[Saved data entries]
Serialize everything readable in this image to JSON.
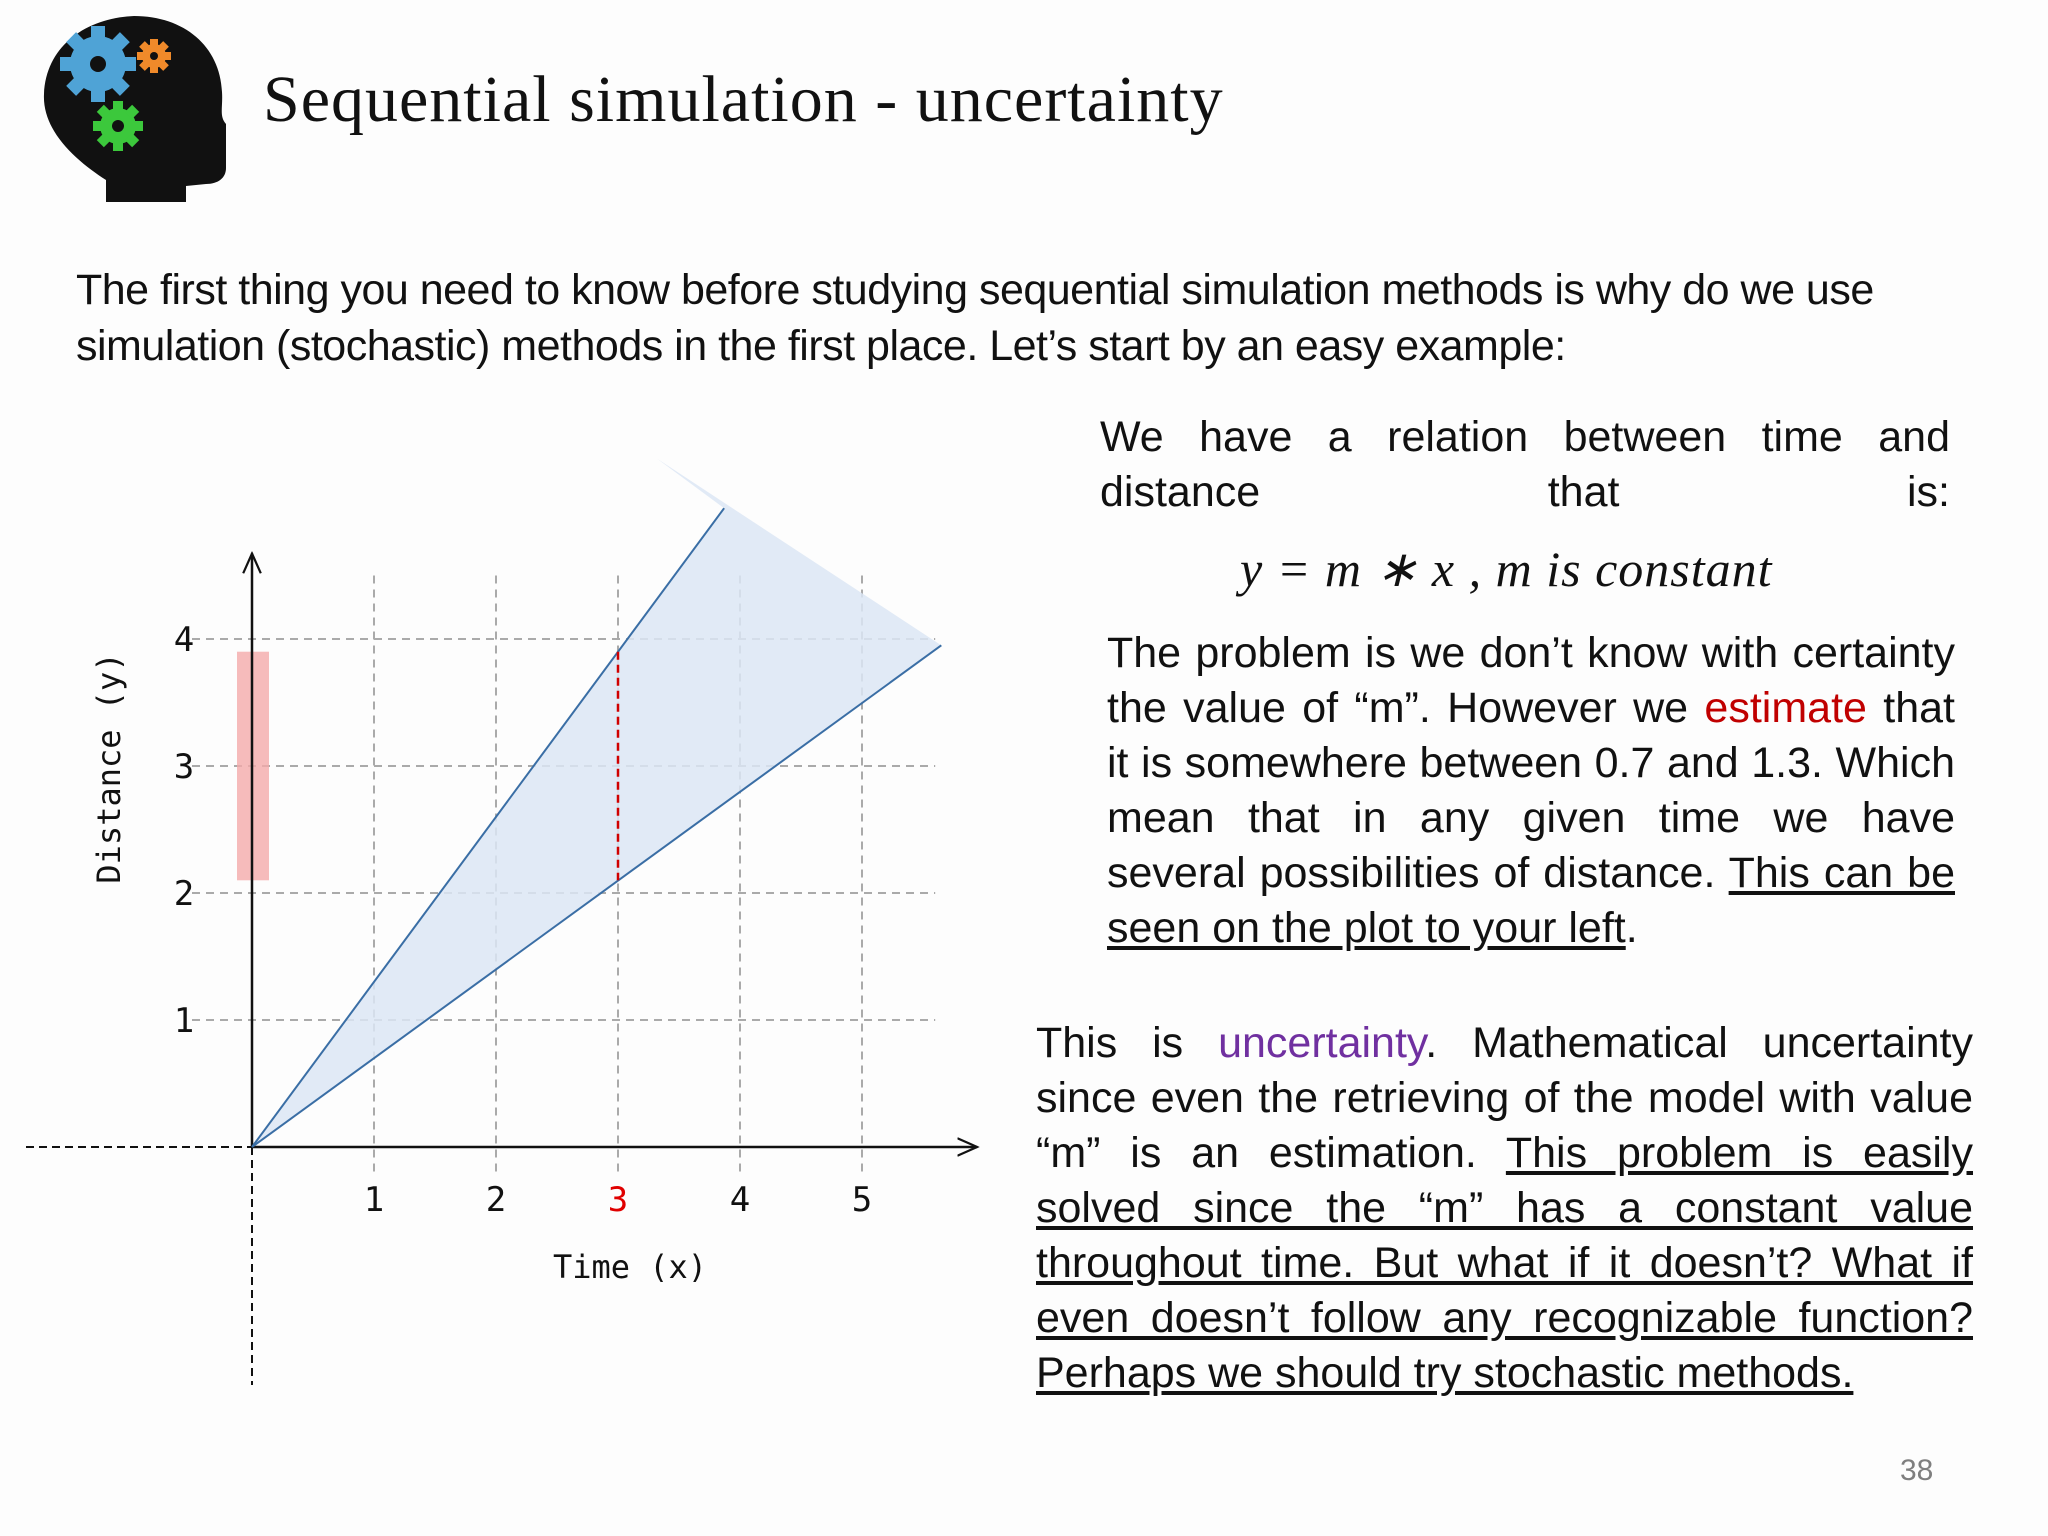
{
  "slide": {
    "title": "Sequential simulation - uncertainty",
    "intro": "The first thing you need to know before studying sequential simulation methods is why do we use simulation (stochastic) methods in the first place. Let’s start by an easy example:",
    "page_number": "38",
    "logo_icon": "head-with-gears-icon"
  },
  "right": {
    "p1": "We have a relation between time and distance that is:",
    "equation": "y = m ∗ x , m is constant",
    "p2_a": "The problem is we don’t know with certainty the value of “m”. However we ",
    "p2_highlight": "estimate",
    "p2_b": " that it is somewhere between 0.7 and 1.3. Which mean that in any given time we have several possibilities of distance. ",
    "p2_link": "This can be seen on the plot to your left",
    "p2_end": ".",
    "p3_a": "This is ",
    "p3_highlight": "uncertainty",
    "p3_b": ". Mathematical uncertainty since even the retrieving of the model with value “m” is an estimation. ",
    "p3_underlined": "This problem is easily solved since the “m” has a constant value throughout time. But what if it doesn’t? What if even doesn’t follow any recognizable function? Perhaps we should try stochastic methods."
  },
  "chart_data": {
    "type": "line",
    "xlabel": "Time (x)",
    "ylabel": "Distance (y)",
    "x_ticks": [
      "1",
      "2",
      "3",
      "4",
      "5"
    ],
    "y_ticks": [
      "1",
      "2",
      "3",
      "4"
    ],
    "highlighted_x": 3,
    "xlim": [
      0,
      5.6
    ],
    "ylim": [
      0,
      4.5
    ],
    "grid": true,
    "series": [
      {
        "points": [
          [
            0,
            0
          ],
          [
            3.87,
            5.03
          ]
        ]
      },
      {
        "points": [
          [
            0,
            0
          ],
          [
            5.65,
            3.95
          ]
        ]
      }
    ],
    "band": {
      "slope_min": 0.7,
      "slope_max": 1.3
    },
    "at_x_3_range": [
      2.1,
      3.9
    ],
    "colors": {
      "band": "#dce6f4",
      "line": "#3a6ea5",
      "highlight_line": "#d00000",
      "range_bar": "#f4aaaa",
      "highlight_tick": "#e00000"
    }
  }
}
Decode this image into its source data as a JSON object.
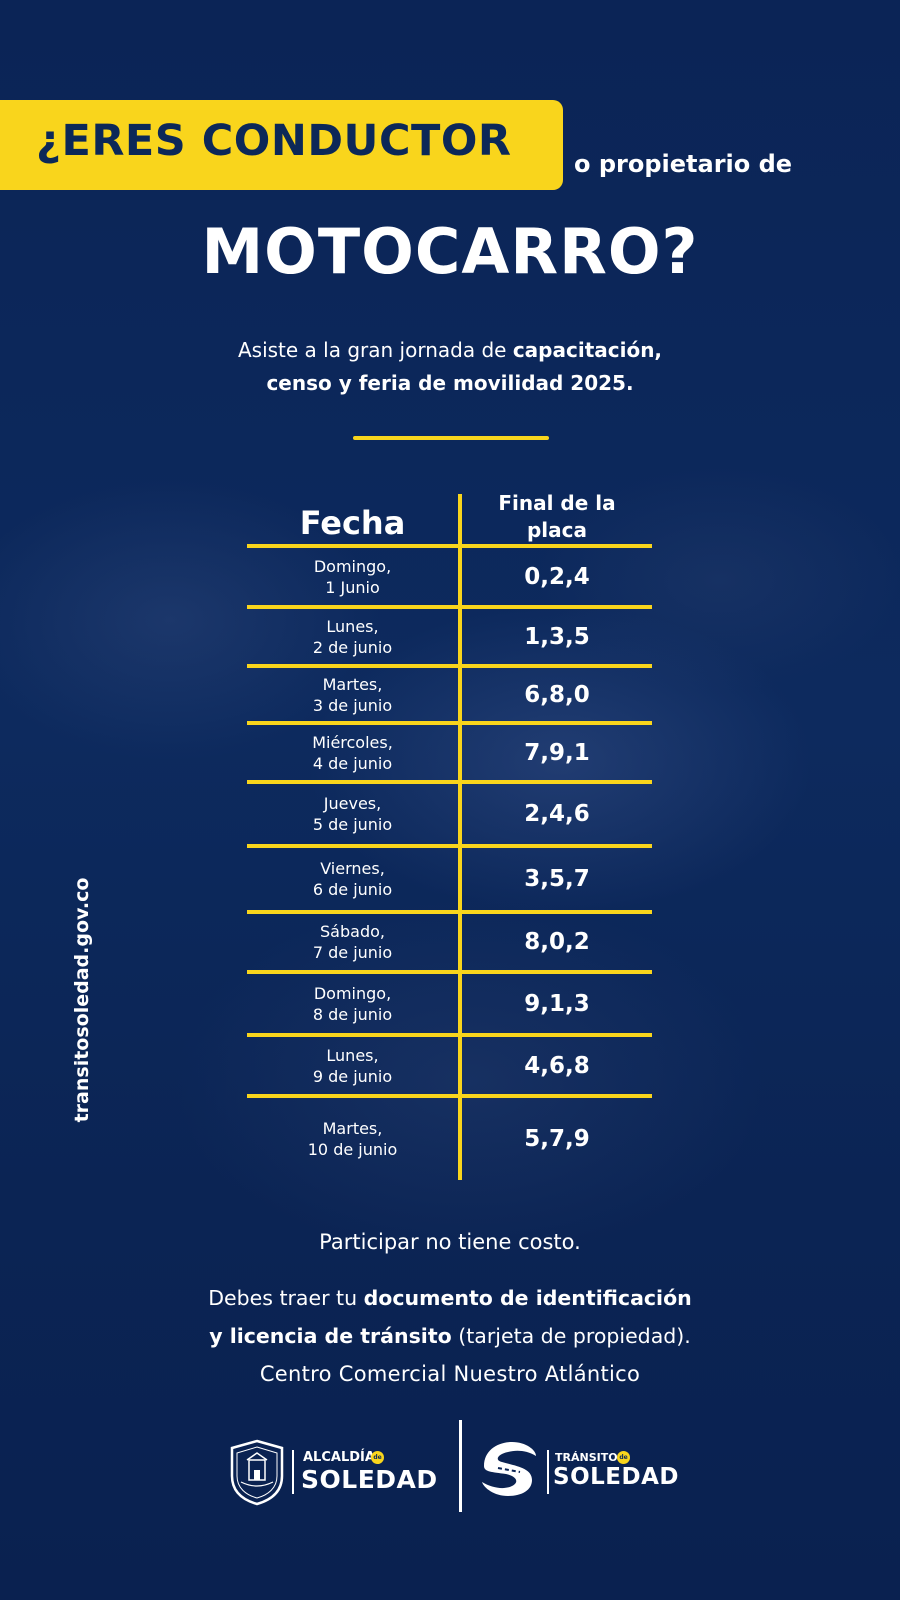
{
  "header": {
    "highlight": "¿ERES CONDUCTOR",
    "tail": "o propietario de",
    "title": "MOTOCARRO?"
  },
  "intro": {
    "part1": "Asiste a la gran jornada de ",
    "bold1": "capacitación,",
    "bold2": "censo y feria de movilidad 2025."
  },
  "table": {
    "header_date": "Fecha",
    "header_plate_line1": "Final de la",
    "header_plate_line2": "placa",
    "rows": [
      {
        "date": "Domingo,\n1 Junio",
        "plate": "0,2,4"
      },
      {
        "date": "Lunes,\n2 de junio",
        "plate": "1,3,5"
      },
      {
        "date": "Martes,\n3 de junio",
        "plate": "6,8,0"
      },
      {
        "date": "Miércoles,\n4 de junio",
        "plate": "7,9,1"
      },
      {
        "date": "Jueves,\n5 de junio",
        "plate": "2,4,6"
      },
      {
        "date": "Viernes,\n6 de junio",
        "plate": "3,5,7"
      },
      {
        "date": "Sábado,\n7 de junio",
        "plate": "8,0,2"
      },
      {
        "date": "Domingo,\n8 de junio",
        "plate": "9,1,3"
      },
      {
        "date": "Lunes,\n9 de junio",
        "plate": "4,6,8"
      },
      {
        "date": "Martes,\n10 de junio",
        "plate": "5,7,9"
      }
    ]
  },
  "side_url": "transitosoledad.gov.co",
  "notes": {
    "free": "Participar no tiene costo.",
    "docs_pre": "Debes traer tu ",
    "docs_bold1": "documento de identificación",
    "docs_bold2": "y licencia de tránsito",
    "docs_post": " (tarjeta de propiedad).",
    "location": "Centro Comercial Nuestro Atlántico"
  },
  "logos": {
    "alcaldia_small": "ALCALDÍA",
    "alcaldia_big": "SOLEDAD",
    "transito_small": "TRÁNSITO",
    "transito_big": "SOLEDAD",
    "de": "de"
  },
  "colors": {
    "background": "#0b2456",
    "accent_yellow": "#f9d51c",
    "headline_text": "#0c2858",
    "text": "#ffffff"
  }
}
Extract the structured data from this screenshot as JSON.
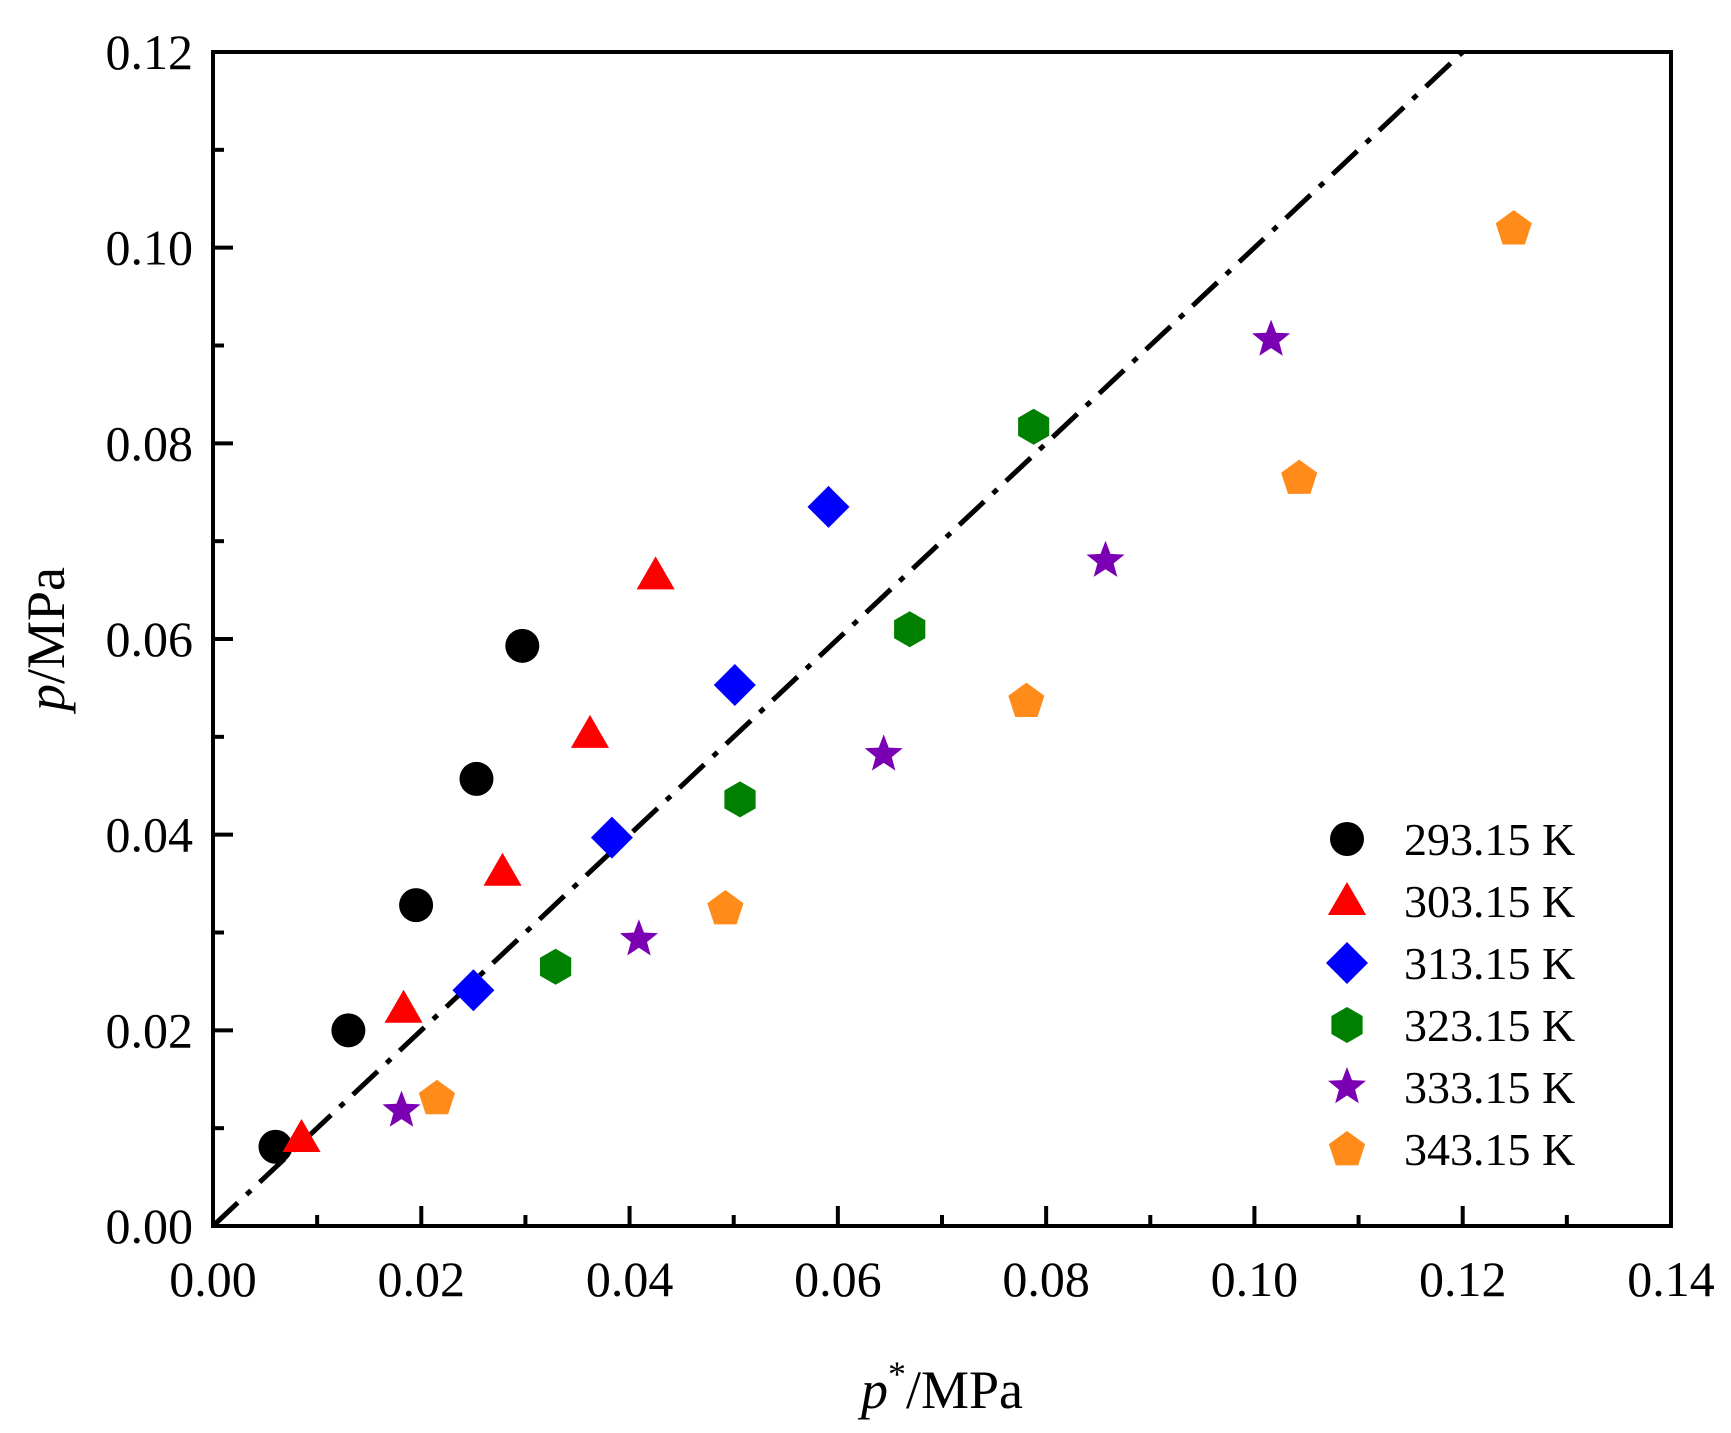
{
  "chart_data": {
    "type": "scatter",
    "title": "",
    "xlabel": {
      "var": "p",
      "sup": "*",
      "unit": "/MPa"
    },
    "ylabel": {
      "var": "p",
      "unit": "/MPa"
    },
    "xlim": [
      0,
      0.14
    ],
    "ylim": [
      0,
      0.12
    ],
    "x_ticks": [
      "0.00",
      "0.02",
      "0.04",
      "0.06",
      "0.08",
      "0.10",
      "0.12",
      "0.14"
    ],
    "y_ticks": [
      "0.00",
      "0.02",
      "0.04",
      "0.06",
      "0.08",
      "0.10",
      "0.12"
    ],
    "grid": false,
    "legend_position": "bottom-right",
    "reference_line": {
      "style": "dash-dot",
      "color": "#000000",
      "x": [
        0,
        0.12
      ],
      "y": [
        0,
        0.12
      ]
    },
    "series": [
      {
        "name": "293.15 K",
        "marker": "circle",
        "color": "#000000",
        "x": [
          0.006,
          0.013,
          0.0195,
          0.0253,
          0.0297
        ],
        "y": [
          0.0081,
          0.02,
          0.0328,
          0.0457,
          0.0593
        ]
      },
      {
        "name": "303.15 K",
        "marker": "triangle",
        "color": "#ff0000",
        "x": [
          0.0085,
          0.0183,
          0.0278,
          0.0362,
          0.0425
        ],
        "y": [
          0.009,
          0.0222,
          0.0362,
          0.0503,
          0.0665
        ]
      },
      {
        "name": "313.15 K",
        "marker": "diamond",
        "color": "#0000ff",
        "x": [
          0.025,
          0.0383,
          0.0501,
          0.0591
        ],
        "y": [
          0.0241,
          0.0397,
          0.0553,
          0.0735
        ]
      },
      {
        "name": "323.15 K",
        "marker": "hexagon",
        "color": "#008000",
        "x": [
          0.0329,
          0.0506,
          0.0669,
          0.0788
        ],
        "y": [
          0.0265,
          0.0436,
          0.061,
          0.0817
        ]
      },
      {
        "name": "333.15 K",
        "marker": "star",
        "color": "#7b00b4",
        "x": [
          0.0181,
          0.0409,
          0.0644,
          0.0857,
          0.1016
        ],
        "y": [
          0.0118,
          0.0293,
          0.0482,
          0.068,
          0.0906
        ]
      },
      {
        "name": "343.15 K",
        "marker": "pentagon",
        "color": "#ff8c1a",
        "x": [
          0.0215,
          0.0492,
          0.0781,
          0.1043,
          0.1249
        ],
        "y": [
          0.0131,
          0.0325,
          0.0537,
          0.0765,
          0.102
        ]
      }
    ]
  }
}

**What needs to be done**
Using the entries above, find all lines with "between". Copy them.

**Response to the exercise**
    "p1": "We have a relation between time and distance that is:",
    "p2_b": " that it is somewhere between 0.7 and 1.3. Which mean that in any given time we have several possibilities of distance. ",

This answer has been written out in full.